What is asked |
Faithfully return all lines, omitting every embedded picture.

——————

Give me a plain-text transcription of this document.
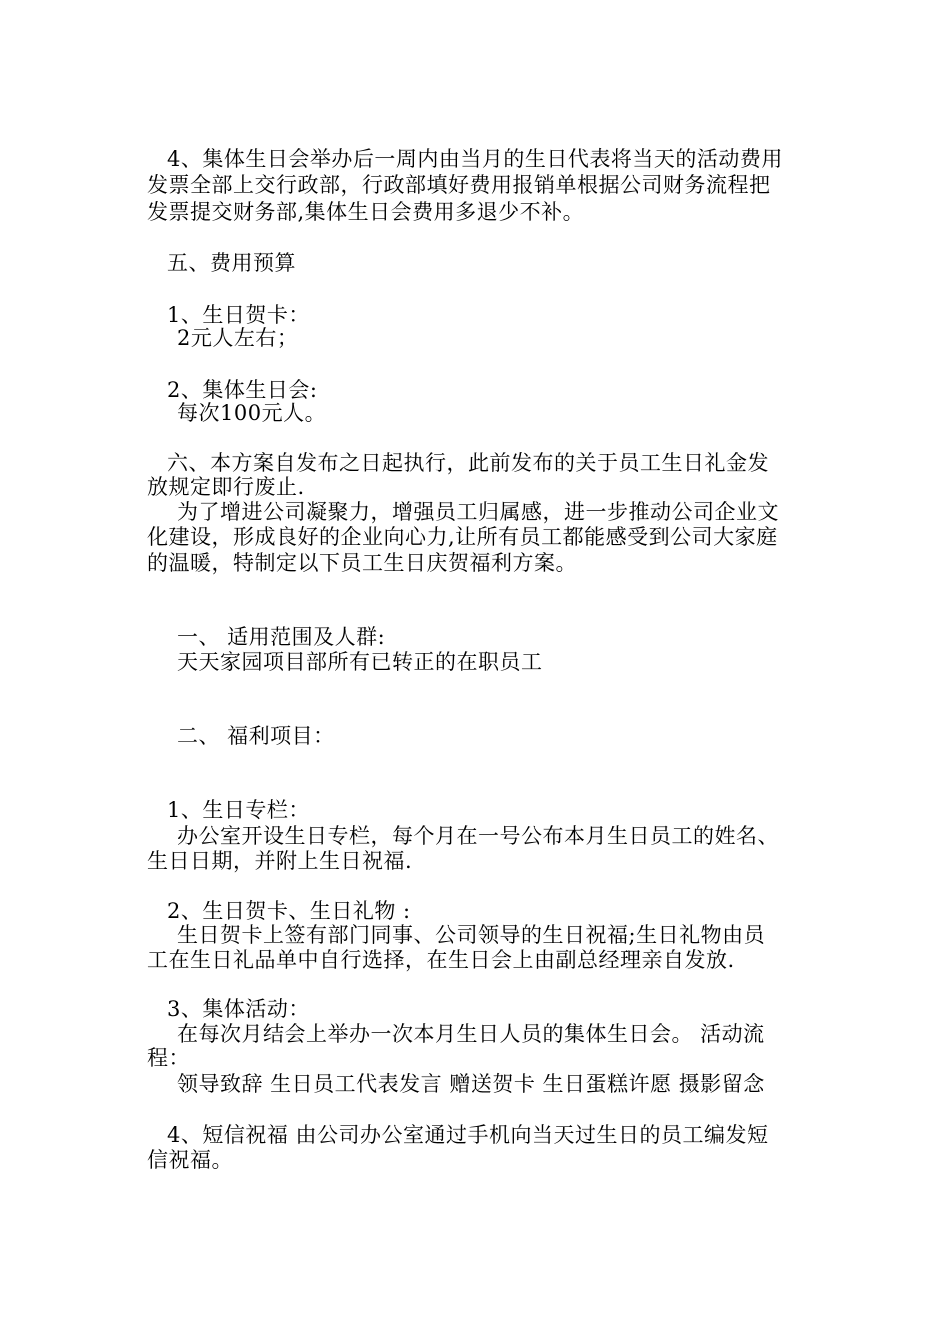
4、集体生日会举办后一周内由当月的生日代表将当天的活动费用
发票全部上交行政部，行政部填好费用报销单根据公司财务流程把
发票提交财务部,集体生日会费用多退少不补。
五、费用预算
1、生日贺卡：
2元人左右；
2、集体生日会:
每次100元人。
六、本方案自发布之日起执行，此前发布的关于员工生日礼金发
放规定即行废止.
为了增进公司凝聚力，增强员工归属感，进一步推动公司企业文
化建设，形成良好的企业向心力,让所有员工都能感受到公司大家庭
的温暖，特制定以下员工生日庆贺福利方案。
一、 适用范围及人群:
天天家园项目部所有已转正的在职员工
二、 福利项目：
1、生日专栏：
办公室开设生日专栏，每个月在一号公布本月生日员工的姓名、
生日日期，并附上生日祝福.
2、生日贺卡、生日礼物 :
生日贺卡上签有部门同事、公司领导的生日祝福;生日礼物由员
工在生日礼品单中自行选择，在生日会上由副总经理亲自发放.
3、集体活动：
在每次月结会上举办一次本月生日人员的集体生日会。 活动流
程：
领导致辞 生日员工代表发言 赠送贺卡 生日蛋糕许愿 摄影留念
4、短信祝福 由公司办公室通过手机向当天过生日的员工编发短
信祝福。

——————

Task response |
Give me a plain-text transcription of this document.
4、集体生日会举办后一周内由当月的生日代表将当天的活动费用
发票全部上交行政部，行政部填好费用报销单根据公司财务流程把
发票提交财务部,集体生日会费用多退少不补。
五、费用预算
1、生日贺卡：
2元人左右；
2、集体生日会:
每次100元人。
六、本方案自发布之日起执行，此前发布的关于员工生日礼金发
放规定即行废止.
为了增进公司凝聚力，增强员工归属感，进一步推动公司企业文
化建设，形成良好的企业向心力,让所有员工都能感受到公司大家庭
的温暖，特制定以下员工生日庆贺福利方案。
一、 适用范围及人群:
天天家园项目部所有已转正的在职员工
二、 福利项目：
1、生日专栏：
办公室开设生日专栏，每个月在一号公布本月生日员工的姓名、
生日日期，并附上生日祝福.
2、生日贺卡、生日礼物 :
生日贺卡上签有部门同事、公司领导的生日祝福;生日礼物由员
工在生日礼品单中自行选择，在生日会上由副总经理亲自发放.
3、集体活动：
在每次月结会上举办一次本月生日人员的集体生日会。 活动流
程：
领导致辞 生日员工代表发言 赠送贺卡 生日蛋糕许愿 摄影留念
4、短信祝福 由公司办公室通过手机向当天过生日的员工编发短
信祝福。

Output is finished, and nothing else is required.